» **EXERCISE TASK**
Reproduce the listing below in full and without alteration, apart from its pictures.

--------------------------------------------------

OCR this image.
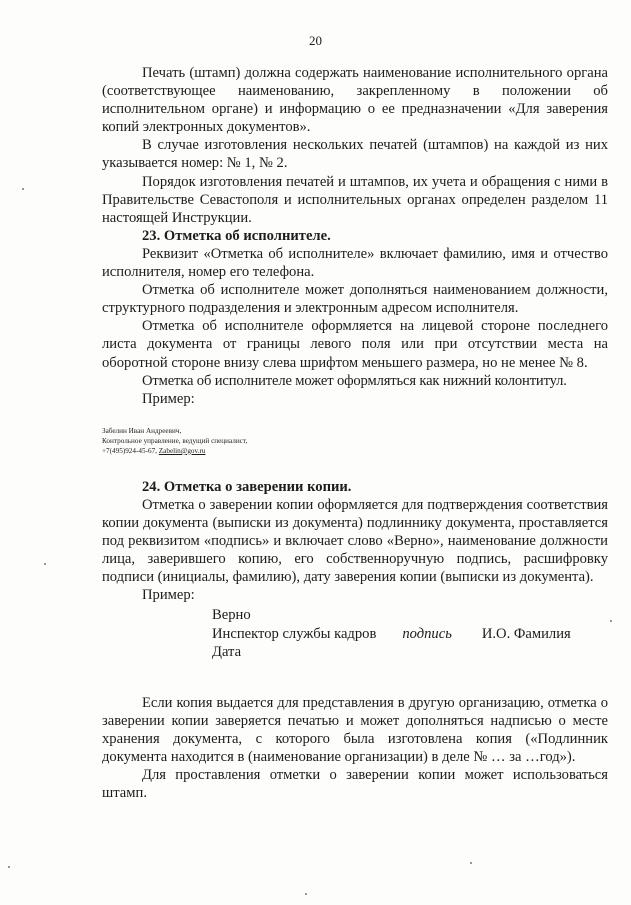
20

Печать (штамп) должна содержать наименование исполнительного органа (соответствующее наименованию, закрепленному в положении об исполнительном органе) и информацию о ее предназначении «Для заверения копий электронных документов».

В случае изготовления нескольких печатей (штампов) на каждой из них указывается номер: № 1, № 2.

Порядок изготовления печатей и штампов, их учета и обращения с ними в Правительстве Севастополя и исполнительных органах определен разделом 11 настоящей Инструкции.

23. Отметка об исполнителе.

Реквизит «Отметка об исполнителе» включает фамилию, имя и отчество исполнителя, номер его телефона.

Отметка об исполнителе может дополняться наименованием должности, структурного подразделения и электронным адресом исполнителя.

Отметка об исполнителе оформляется на лицевой стороне последнего листа документа от границы левого поля или при отсутствии места на оборотной стороне внизу слева шрифтом меньшего размера, но не менее № 8.

Отметка об исполнителе может оформляться как нижний колонтитул.

Пример:

Забелин Иван Андреевич,
Контрольное управление, ведущий специалист,
+7(495)924-45-67, Zabelin@gov.ru

24. Отметка о заверении копии.

Отметка о заверении копии оформляется для подтверждения соответствия копии документа (выписки из документа) подлиннику документа, проставляется под реквизитом «подпись» и включает слово «Верно», наименование должности лица, заверившего копию, его собственноручную подпись, расшифровку подписи (инициалы, фамилию), дату заверения копии (выписки из документа).

Пример:

Верно
Инспектор службы кадров подпись И.О. Фамилия
Дата

Если копия выдается для представления в другую организацию, отметка о заверении копии заверяется печатью и может дополняться надписью о месте хранения документа, с которого была изготовлена копия («Подлинник документа находится в (наименование организации) в деле № … за …год»).

Для проставления отметки о заверении копии может использоваться штамп.
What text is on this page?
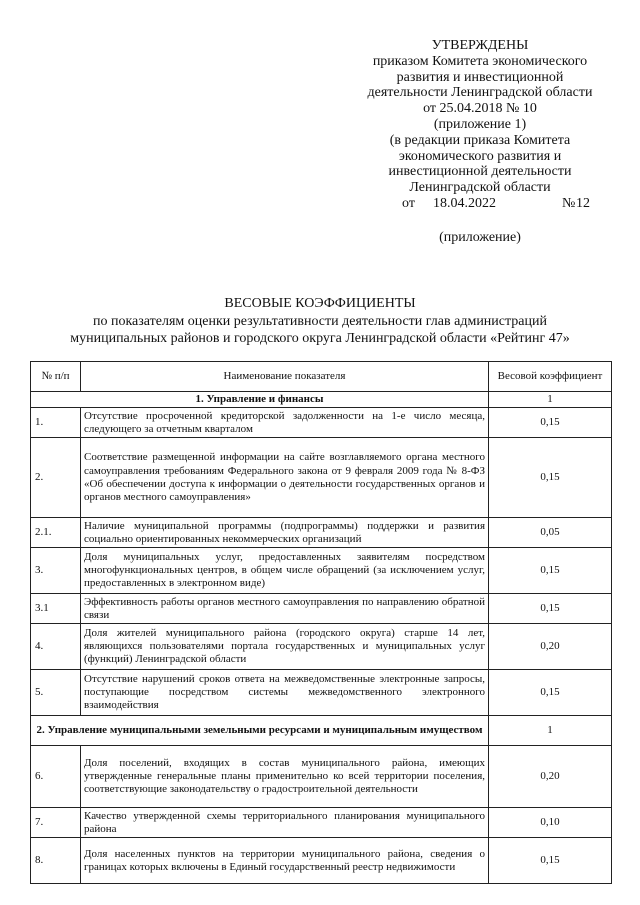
УТВЕРЖДЕНЫ
приказом Комитета экономического
развития и инвестиционной
деятельности Ленинградской области
от 25.04.2018 № 10
(приложение 1)
(в редакции приказа Комитета
экономического развития и
инвестиционной деятельности
Ленинградской области
от 18.04.2022	№ 12
(приложение)
ВЕСОВЫЕ КОЭФФИЦИЕНТЫ
по показателям оценки результативности деятельности глав администраций
муниципальных районов и городского округа Ленинградской области «Рейтинг 47»
№ п/п	Наименование показателя	Весовой коэффициент
1. Управление и финансы		1
1.	Отсутствие просроченной кредиторской задолженности на 1-е число месяца, следующего за отчетным кварталом	0,15
2.	Соответствие размещенной информации на сайте возглавляемого органа местного самоуправления требованиям Федерального закона от 9 февраля 2009 года № 8-ФЗ «Об обеспечении доступа к информации о деятельности государственных органов и органов местного самоуправления»	0,15
2.1.	Наличие муниципальной программы (подпрограммы) поддержки и развития социально ориентированных некоммерческих организаций	0,05
3.	Доля муниципальных услуг, предоставленных заявителям посредством многофункциональных центров, в общем числе обращений (за исключением услуг, предоставленных в электронном виде)	0,15
3.1	Эффективность работы органов местного самоуправления по направлению обратной связи	0,15
4.	Доля жителей муниципального района (городского округа) старше 14 лет, являющихся пользователями портала государственных и муниципальных услуг (функций) Ленинградской области	0,20
5.	Отсутствие нарушений сроков ответа на межведомственные электронные запросы, поступающие посредством системы межведомственного электронного взаимодействия	0,15
2. Управление муниципальными земельными ресурсами и муниципальным имуществом		1
6.	Доля поселений, входящих в состав муниципального района, имеющих утвержденные генеральные планы применительно ко всей территории поселения, соответствующие законодательству о градостроительной деятельности	0,20
7.	Качество утвержденной схемы территориального планирования муниципального района	0,10
8.	Доля населенных пунктов на территории муниципального района, сведения о границах которых включены в Единый государственный реестр недвижимости	0,15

--------------------------------------------------

» **ANSWER FOR THE TASK**
OCR this image.
20

Печать (штамп) должна содержать наименование исполнительного органа (соответствующее наименованию, закрепленному в положении об исполнительном органе) и информацию о ее предназначении «Для заверения копий электронных документов».

В случае изготовления нескольких печатей (штампов) на каждой из них указывается номер: № 1, № 2.

Порядок изготовления печатей и штампов, их учета и обращения с ними в Правительстве Севастополя и исполнительных органах определен разделом 11 настоящей Инструкции.

23. Отметка об исполнителе.

Реквизит «Отметка об исполнителе» включает фамилию, имя и отчество исполнителя, номер его телефона.

Отметка об исполнителе может дополняться наименованием должности, структурного подразделения и электронным адресом исполнителя.

Отметка об исполнителе оформляется на лицевой стороне последнего листа документа от границы левого поля или при отсутствии места на оборотной стороне внизу слева шрифтом меньшего размера, но не менее № 8.

Отметка об исполнителе может оформляться как нижний колонтитул.

Пример:

Забелин Иван Андреевич,
Контрольное управление, ведущий специалист,
+7(495)924-45-67, Zabelin@gov.ru

24. Отметка о заверении копии.

Отметка о заверении копии оформляется для подтверждения соответствия копии документа (выписки из документа) подлиннику документа, проставляется под реквизитом «подпись» и включает слово «Верно», наименование должности лица, заверившего копию, его собственноручную подпись, расшифровку подписи (инициалы, фамилию), дату заверения копии (выписки из документа).

Пример:

Верно
Инспектор службы кадров подпись И.О. Фамилия
Дата

Если копия выдается для представления в другую организацию, отметка о заверении копии заверяется печатью и может дополняться надписью о месте хранения документа, с которого была изготовлена копия («Подлинник документа находится в (наименование организации) в деле № … за …год»).

Для проставления отметки о заверении копии может использоваться штамп.
What text is on this page?
УТВЕРЖДЕНЫ
приказом Комитета экономического
развития и инвестиционной
деятельности Ленинградской области
от 25.04.2018 № 10
(приложение 1)
(в редакции приказа Комитета
экономического развития и
инвестиционной деятельности
Ленинградской области
от 18.04.2022	№ 12
(приложение)
ВЕСОВЫЕ КОЭФФИЦИЕНТЫ
по показателям оценки результативности деятельности глав администраций
муниципальных районов и городского округа Ленинградской области «Рейтинг 47»
№ п/п	Наименование показателя	Весовой коэффициент
1. Управление и финансы		1
1.	Отсутствие просроченной кредиторской задолженности на 1-е число месяца, следующего за отчетным кварталом	0,15
2.	Соответствие размещенной информации на сайте возглавляемого органа местного самоуправления требованиям Федерального закона от 9 февраля 2009 года № 8-ФЗ «Об обеспечении доступа к информации о деятельности государственных органов и органов местного самоуправления»	0,15
2.1.	Наличие муниципальной программы (подпрограммы) поддержки и развития социально ориентированных некоммерческих организаций	0,05
3.	Доля муниципальных услуг, предоставленных заявителям посредством многофункциональных центров, в общем числе обращений (за исключением услуг, предоставленных в электронном виде)	0,15
3.1	Эффективность работы органов местного самоуправления по направлению обратной связи	0,15
4.	Доля жителей муниципального района (городского округа) старше 14 лет, являющихся пользователями портала государственных и муниципальных услуг (функций) Ленинградской области	0,20
5.	Отсутствие нарушений сроков ответа на межведомственные электронные запросы, поступающие посредством системы межведомственного электронного взаимодействия	0,15
2. Управление муниципальными земельными ресурсами и муниципальным имуществом		1
6.	Доля поселений, входящих в состав муниципального района, имеющих утвержденные генеральные планы применительно ко всей территории поселения, соответствующие законодательству о градостроительной деятельности	0,20
7.	Качество утвержденной схемы территориального планирования муниципального района	0,10
8.	Доля населенных пунктов на территории муниципального района, сведения о границах которых включены в Единый государственный реестр недвижимости	0,15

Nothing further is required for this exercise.